═══ Input records
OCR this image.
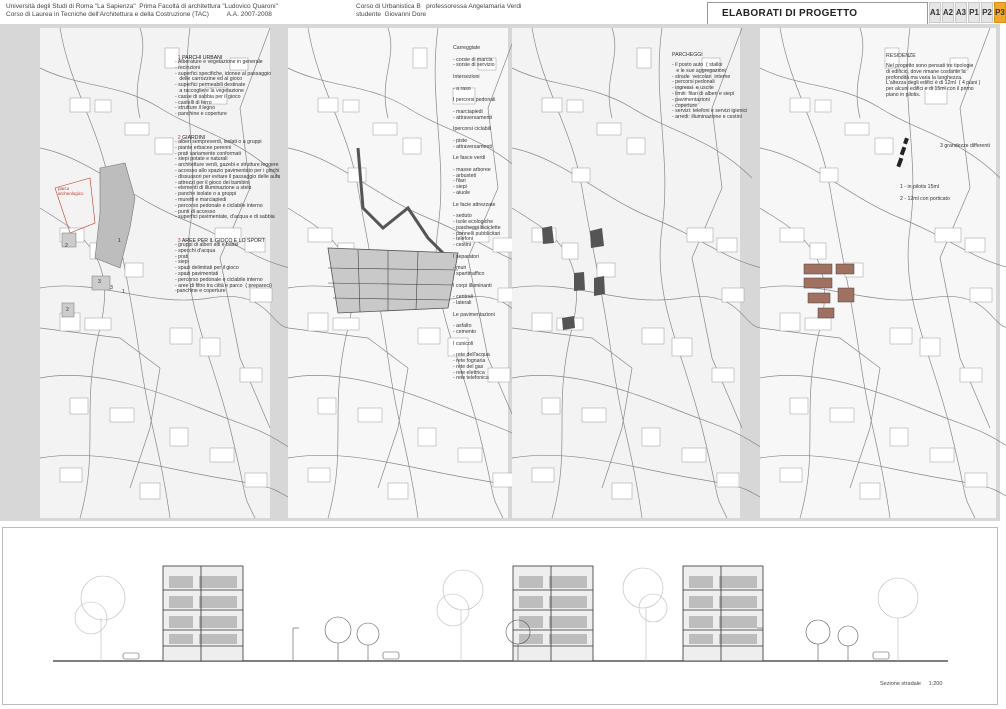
Università degli Studi di Roma "La Sapienza"  Prima Facoltà di architettura "Ludovico Quaroni"
Corso di Laurea in Tecniche dell'Architettura e della Costruzione (TAC)          A.A. 2007-2008
Corso di Urbanistica B   professoressa Angelamaria Verdi
studente  Giovanni Dore	ELABORATI DI PROGETTO	A1 A2 A3 P1 P2 P3
parco
archeologico
1
2
3
2
3
1

1 PARCHI URBANI

- Alberature e vegetazione in generale
- recinzioni
- superfici specifiche, idonee al passaggio
delle carrozzine ed al gioco
- superfici permeabili destinate
a raccogliere la vegetazione
- casse di sabbia per il gioco
- castelli di ferro
- strutture il legno
- panchine e coperture

2 GIARDINI

- alberi sempreverdi, isolati o a gruppi
- piante erbacee perenni
- prati variamente conformati
- siepi potate e naturali
- architetture verdi, gazebi e strutture leggere
- accesso allo spazio pavimentato per i giochi
- dissuasori per evitare il passaggio delle auto
- attrezzi per il gioco dei bambini
- elementi di illuminazione a stelo
- panche isolate o a gruppi
- muretti e marciapiedi
- percorso pedonale e ciclabile interno
- punti di accesso
- superfici pavimentate, d'acqua e di sabbia

3 AREE PER IL GIOCO E LO SPORT

- gruppi di alberi alti e bassi
- specchi d'acqua
- prati
- siepi
- spazi delimitati per il gioco
- spazi pavimentati
- percorso pedonale e ciclabile interno
- aree di filtro tra città e parco  ( prepareci)
-panchine e coperture
Carreggiate

- corsie di marcia
- sorsie di servizio

Intersezioni

- a raso

I percorsi pedonali

- marciapiedi
- attraversamenti

Ipercorsi ciclabili

- piste
- attraversamenti

Le fasce verdi

- masse arboree
- arbusteti
- filari
- siepi
- aiuole

Le facie attrezzate

- seduto
- isole ecologiche
- parcheggi biciclette
- pannelli pubblicitari
- telefoni
- cestini

I separatori

- muri
- spartitraffico

I corpi illuminanti

- centrali
- laterali

Le pavimentazioni

- asfalto
- cemento

I cunicoli

- rete dell'acqua
- rete fognaria
- rete del gas
- rete elettrica
- rete telefonica
PARCHEGGI
- il posto auto  ( stalloi
e le sue aggregazioni
- strade  veicolari  interne
- percorsi pedonali
- ingressi  e uscite
- limiti: filari di alberi e siepi
- pavimentazioni
- coperture
- servizi: telefoni e servizi igienici
- arredi: illuminazione e cestini
RESIDENZE
Nel progetto sono pensati tre tipologie
di edificio, dove rimane costante la
profondità ma varia la lunghezza.
L'altezza degli edifici è di 12ml  ( 4 piani )
per alcuni edifici e di 15ml con il primo
piano in pilotis.
3 grandezze differenti
1 - in pilotis 15ml
2 - 12ml con porticato
Sezione stradale 1:200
══════
**Task:**
Using the records given above, list every line that includes the word "coperture".

**Answer for this exercise:**
- panchine e coperture
-panchine e coperture
- coperture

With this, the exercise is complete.